DIRECTIONS:
Return a copy of each line that holds the string "plain".

RECORDS SUPPLIED:

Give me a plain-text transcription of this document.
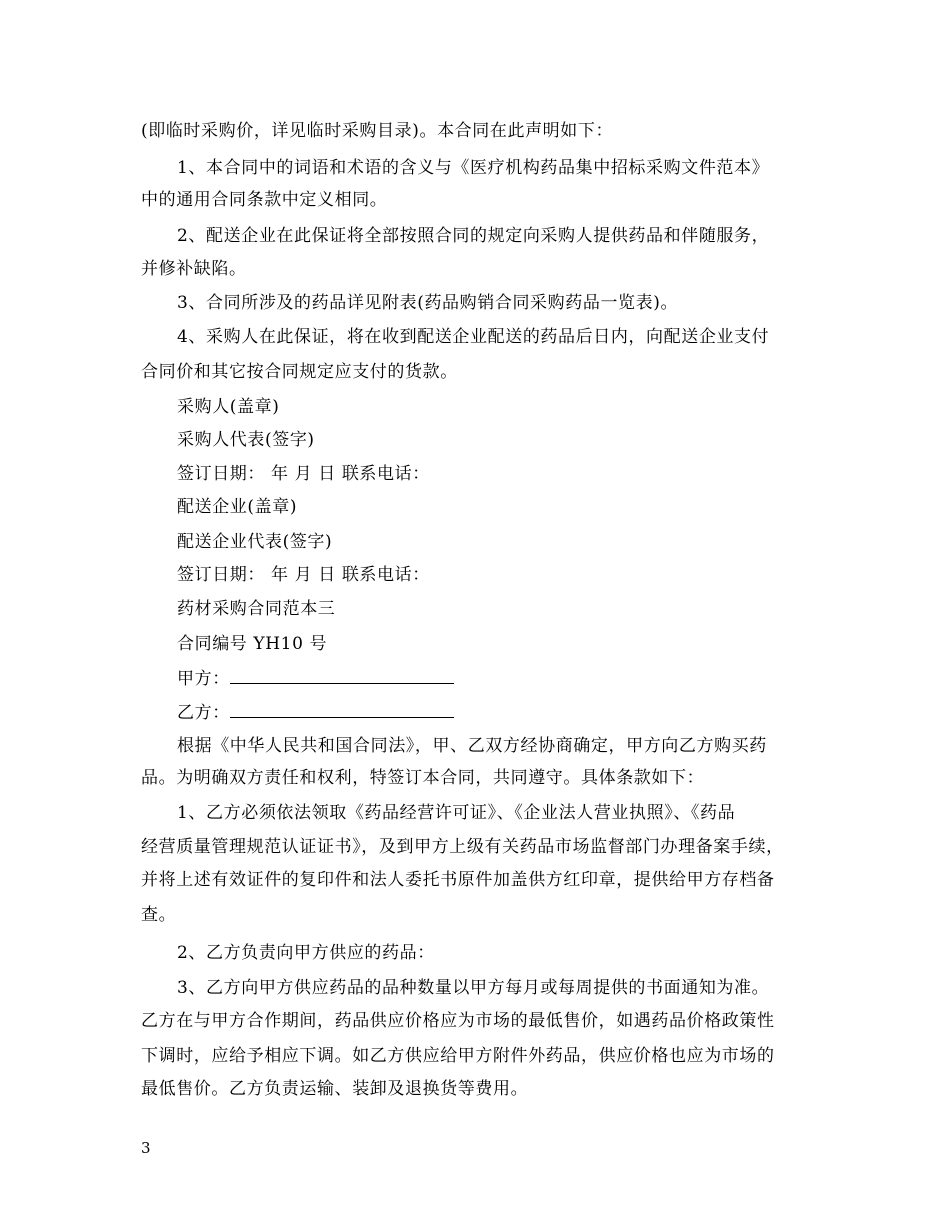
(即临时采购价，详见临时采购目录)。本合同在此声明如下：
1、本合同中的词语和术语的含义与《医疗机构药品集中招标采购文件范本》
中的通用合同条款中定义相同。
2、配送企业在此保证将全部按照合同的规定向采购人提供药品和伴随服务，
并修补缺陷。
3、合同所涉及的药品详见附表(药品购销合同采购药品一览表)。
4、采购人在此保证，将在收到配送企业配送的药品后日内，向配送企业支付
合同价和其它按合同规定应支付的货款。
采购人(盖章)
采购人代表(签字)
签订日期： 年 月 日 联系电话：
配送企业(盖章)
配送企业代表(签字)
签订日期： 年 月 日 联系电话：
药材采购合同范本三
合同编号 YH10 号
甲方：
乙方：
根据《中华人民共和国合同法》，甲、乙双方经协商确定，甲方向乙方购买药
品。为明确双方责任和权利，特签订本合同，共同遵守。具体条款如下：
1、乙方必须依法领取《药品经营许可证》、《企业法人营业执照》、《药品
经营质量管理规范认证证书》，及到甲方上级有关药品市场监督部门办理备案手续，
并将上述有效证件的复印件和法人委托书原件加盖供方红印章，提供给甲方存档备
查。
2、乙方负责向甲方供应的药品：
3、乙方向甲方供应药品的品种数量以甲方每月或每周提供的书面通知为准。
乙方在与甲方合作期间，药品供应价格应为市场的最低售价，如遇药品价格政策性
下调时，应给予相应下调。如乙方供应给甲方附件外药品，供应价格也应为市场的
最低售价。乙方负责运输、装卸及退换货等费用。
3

...

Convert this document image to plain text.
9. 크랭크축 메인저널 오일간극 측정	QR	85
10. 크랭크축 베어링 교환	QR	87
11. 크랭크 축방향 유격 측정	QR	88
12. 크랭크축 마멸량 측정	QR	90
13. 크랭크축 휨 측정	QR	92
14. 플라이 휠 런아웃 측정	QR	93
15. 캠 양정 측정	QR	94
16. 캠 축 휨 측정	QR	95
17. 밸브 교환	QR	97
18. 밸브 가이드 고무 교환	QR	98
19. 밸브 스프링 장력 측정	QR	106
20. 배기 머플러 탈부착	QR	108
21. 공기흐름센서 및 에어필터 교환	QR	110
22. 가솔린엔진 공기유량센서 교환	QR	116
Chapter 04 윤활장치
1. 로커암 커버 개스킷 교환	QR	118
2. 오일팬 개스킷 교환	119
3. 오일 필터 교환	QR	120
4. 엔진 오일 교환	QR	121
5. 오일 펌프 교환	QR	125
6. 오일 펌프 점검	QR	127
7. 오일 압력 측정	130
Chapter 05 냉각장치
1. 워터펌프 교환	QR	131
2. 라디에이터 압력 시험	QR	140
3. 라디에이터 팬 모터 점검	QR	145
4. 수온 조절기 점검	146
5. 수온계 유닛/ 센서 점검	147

TASK OUTPUT:
Give me a plain-text transcription of this document.
Convert this document image to plain text.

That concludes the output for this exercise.